Output all of the records exactly as written.

INPUT.

---*---

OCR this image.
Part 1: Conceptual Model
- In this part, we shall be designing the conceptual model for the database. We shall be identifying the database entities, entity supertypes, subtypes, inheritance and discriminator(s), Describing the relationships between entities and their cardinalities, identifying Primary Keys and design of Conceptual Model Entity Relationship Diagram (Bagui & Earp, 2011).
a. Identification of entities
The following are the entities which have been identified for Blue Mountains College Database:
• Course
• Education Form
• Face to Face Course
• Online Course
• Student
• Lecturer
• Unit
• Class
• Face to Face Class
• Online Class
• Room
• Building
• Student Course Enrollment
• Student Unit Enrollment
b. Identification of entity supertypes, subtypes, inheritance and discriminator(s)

---*---

WRITTEN REPLY.
OCR this image.
Part 1: Conceptual Model
- In this part, we shall be designing the conceptual model for the database. We shall be identifying the database entities, entity supertypes, subtypes, inheritance and discriminator(s), Describing the relationships between entities and their cardinalities, identifying Primary Keys and design of Conceptual Model Entity Relationship Diagram (Bagui & Earp, 2011).
a. Identification of entities
The following are the entities which have been identified for Blue Mountains College Database:
• Course
• Education Form
• Face to Face Course
• Online Course
• Student
• Lecturer
• Unit
• Class
• Face to Face Class
• Online Class
• Room
• Building
• Student Course Enrollment
• Student Unit Enrollment
b. Identification of entity supertypes, subtypes, inheritance and discriminator(s)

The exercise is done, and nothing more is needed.